--- start of Extracted information ---
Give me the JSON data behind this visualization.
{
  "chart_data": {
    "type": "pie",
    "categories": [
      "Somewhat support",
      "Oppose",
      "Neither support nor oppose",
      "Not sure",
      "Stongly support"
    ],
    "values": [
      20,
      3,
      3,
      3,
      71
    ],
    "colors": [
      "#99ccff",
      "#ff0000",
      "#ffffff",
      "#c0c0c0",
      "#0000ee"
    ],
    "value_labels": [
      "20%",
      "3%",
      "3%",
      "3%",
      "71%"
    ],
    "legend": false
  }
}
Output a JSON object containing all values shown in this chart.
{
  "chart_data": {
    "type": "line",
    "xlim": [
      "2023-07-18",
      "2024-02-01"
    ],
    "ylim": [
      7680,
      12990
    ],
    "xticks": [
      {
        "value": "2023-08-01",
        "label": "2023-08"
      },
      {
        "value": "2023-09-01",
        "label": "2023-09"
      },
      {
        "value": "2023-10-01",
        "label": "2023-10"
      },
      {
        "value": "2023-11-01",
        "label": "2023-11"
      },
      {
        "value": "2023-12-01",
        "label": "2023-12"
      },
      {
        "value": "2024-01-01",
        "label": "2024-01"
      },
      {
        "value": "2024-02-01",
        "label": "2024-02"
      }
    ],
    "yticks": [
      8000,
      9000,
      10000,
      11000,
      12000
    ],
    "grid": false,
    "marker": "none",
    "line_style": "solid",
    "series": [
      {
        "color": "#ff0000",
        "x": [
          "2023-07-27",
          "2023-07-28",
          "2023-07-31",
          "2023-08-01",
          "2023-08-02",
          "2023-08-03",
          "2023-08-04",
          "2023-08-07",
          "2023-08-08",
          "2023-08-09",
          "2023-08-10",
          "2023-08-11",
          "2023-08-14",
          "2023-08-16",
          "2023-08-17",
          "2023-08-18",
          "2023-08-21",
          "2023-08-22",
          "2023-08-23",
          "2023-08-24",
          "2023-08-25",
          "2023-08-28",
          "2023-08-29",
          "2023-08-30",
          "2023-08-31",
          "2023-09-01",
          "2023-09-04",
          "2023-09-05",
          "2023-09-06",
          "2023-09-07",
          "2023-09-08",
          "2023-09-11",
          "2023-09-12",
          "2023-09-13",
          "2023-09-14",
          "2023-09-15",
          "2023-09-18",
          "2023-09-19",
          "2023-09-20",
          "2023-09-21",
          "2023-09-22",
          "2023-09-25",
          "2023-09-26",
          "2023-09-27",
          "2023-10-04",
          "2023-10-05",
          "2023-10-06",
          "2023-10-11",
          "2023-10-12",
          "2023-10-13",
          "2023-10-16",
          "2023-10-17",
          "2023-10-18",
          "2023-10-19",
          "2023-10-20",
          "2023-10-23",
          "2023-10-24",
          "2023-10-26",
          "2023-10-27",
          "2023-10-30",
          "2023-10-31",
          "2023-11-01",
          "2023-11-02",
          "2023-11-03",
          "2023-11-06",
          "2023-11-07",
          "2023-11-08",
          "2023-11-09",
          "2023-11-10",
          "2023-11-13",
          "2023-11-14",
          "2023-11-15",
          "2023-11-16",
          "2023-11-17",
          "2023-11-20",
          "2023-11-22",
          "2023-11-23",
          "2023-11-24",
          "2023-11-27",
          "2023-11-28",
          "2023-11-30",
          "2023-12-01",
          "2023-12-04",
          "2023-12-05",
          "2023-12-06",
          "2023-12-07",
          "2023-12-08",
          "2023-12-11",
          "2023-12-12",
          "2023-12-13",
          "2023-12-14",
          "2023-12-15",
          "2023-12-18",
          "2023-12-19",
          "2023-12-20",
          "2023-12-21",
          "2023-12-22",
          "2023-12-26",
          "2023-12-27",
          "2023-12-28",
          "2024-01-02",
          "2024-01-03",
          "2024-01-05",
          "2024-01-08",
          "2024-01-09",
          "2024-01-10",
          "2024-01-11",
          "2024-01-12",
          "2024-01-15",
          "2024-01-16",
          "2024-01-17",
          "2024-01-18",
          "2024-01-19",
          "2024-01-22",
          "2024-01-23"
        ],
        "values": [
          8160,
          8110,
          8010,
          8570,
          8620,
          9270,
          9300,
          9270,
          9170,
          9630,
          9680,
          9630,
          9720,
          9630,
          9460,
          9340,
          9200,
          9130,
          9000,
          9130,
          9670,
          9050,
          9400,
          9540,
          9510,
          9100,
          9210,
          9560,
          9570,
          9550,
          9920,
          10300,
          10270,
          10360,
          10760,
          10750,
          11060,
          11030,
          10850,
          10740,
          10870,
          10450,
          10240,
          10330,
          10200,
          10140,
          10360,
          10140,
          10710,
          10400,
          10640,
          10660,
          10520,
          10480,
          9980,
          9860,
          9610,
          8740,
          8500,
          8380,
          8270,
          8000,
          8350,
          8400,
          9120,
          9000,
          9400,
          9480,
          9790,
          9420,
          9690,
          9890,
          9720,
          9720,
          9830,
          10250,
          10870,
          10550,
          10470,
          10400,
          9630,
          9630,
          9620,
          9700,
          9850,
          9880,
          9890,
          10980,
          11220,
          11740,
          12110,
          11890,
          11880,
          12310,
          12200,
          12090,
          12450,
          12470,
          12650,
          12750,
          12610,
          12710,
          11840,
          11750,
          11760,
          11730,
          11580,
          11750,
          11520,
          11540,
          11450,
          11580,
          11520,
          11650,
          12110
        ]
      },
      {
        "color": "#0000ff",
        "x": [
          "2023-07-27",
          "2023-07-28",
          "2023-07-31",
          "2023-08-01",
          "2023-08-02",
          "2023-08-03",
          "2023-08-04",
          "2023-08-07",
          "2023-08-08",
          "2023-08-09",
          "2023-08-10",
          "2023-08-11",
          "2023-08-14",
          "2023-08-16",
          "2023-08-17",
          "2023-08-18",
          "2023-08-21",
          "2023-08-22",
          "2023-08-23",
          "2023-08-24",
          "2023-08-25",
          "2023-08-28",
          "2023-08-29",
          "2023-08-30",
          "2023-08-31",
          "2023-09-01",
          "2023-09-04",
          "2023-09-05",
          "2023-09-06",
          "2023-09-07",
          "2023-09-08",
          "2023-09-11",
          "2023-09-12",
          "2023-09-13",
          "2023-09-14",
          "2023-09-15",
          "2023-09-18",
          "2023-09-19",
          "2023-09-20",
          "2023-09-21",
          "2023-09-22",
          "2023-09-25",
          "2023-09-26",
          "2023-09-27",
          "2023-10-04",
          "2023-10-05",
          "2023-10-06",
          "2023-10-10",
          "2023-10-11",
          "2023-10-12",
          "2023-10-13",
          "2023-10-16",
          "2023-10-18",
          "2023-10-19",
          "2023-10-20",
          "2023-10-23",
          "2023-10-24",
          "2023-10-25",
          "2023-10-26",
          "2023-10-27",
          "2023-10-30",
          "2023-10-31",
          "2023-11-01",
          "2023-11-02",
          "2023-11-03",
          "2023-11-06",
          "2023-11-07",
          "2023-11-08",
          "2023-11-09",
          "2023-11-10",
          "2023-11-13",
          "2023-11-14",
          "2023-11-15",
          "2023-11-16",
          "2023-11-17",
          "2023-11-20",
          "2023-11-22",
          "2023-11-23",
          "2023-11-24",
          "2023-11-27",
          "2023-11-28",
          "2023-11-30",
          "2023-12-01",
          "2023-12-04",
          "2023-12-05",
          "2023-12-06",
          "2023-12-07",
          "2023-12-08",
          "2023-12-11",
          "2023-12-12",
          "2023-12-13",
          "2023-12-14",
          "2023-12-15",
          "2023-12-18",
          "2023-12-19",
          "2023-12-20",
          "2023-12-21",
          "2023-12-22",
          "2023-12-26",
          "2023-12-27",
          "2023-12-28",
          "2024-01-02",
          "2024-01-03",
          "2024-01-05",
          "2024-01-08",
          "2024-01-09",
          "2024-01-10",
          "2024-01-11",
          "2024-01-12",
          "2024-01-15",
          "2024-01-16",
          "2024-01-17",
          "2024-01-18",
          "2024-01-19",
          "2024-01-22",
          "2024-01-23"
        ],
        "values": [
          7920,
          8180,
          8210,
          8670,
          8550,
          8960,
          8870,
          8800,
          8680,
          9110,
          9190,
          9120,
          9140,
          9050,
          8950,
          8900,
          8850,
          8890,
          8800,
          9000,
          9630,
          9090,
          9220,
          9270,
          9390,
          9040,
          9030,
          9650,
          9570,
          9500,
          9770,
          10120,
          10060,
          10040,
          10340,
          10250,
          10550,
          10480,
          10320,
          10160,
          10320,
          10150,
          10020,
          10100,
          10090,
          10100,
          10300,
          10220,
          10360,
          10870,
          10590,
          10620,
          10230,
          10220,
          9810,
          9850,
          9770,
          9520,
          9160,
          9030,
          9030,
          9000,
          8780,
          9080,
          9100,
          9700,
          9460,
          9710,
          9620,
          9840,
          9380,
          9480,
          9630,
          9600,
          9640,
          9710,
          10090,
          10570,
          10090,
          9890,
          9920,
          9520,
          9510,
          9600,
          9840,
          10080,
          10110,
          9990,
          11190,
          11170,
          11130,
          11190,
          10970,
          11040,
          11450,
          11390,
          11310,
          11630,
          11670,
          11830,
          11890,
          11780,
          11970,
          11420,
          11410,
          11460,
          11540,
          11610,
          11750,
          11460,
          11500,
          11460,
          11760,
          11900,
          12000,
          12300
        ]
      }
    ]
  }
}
--- end of Extracted information ---
== What to do ==
Return only those lines of the records that contain the string "values".

== Worked answer ==
    "values": [
Output a JSON object containing all values shown in this chart.
        "values": [
        "values": [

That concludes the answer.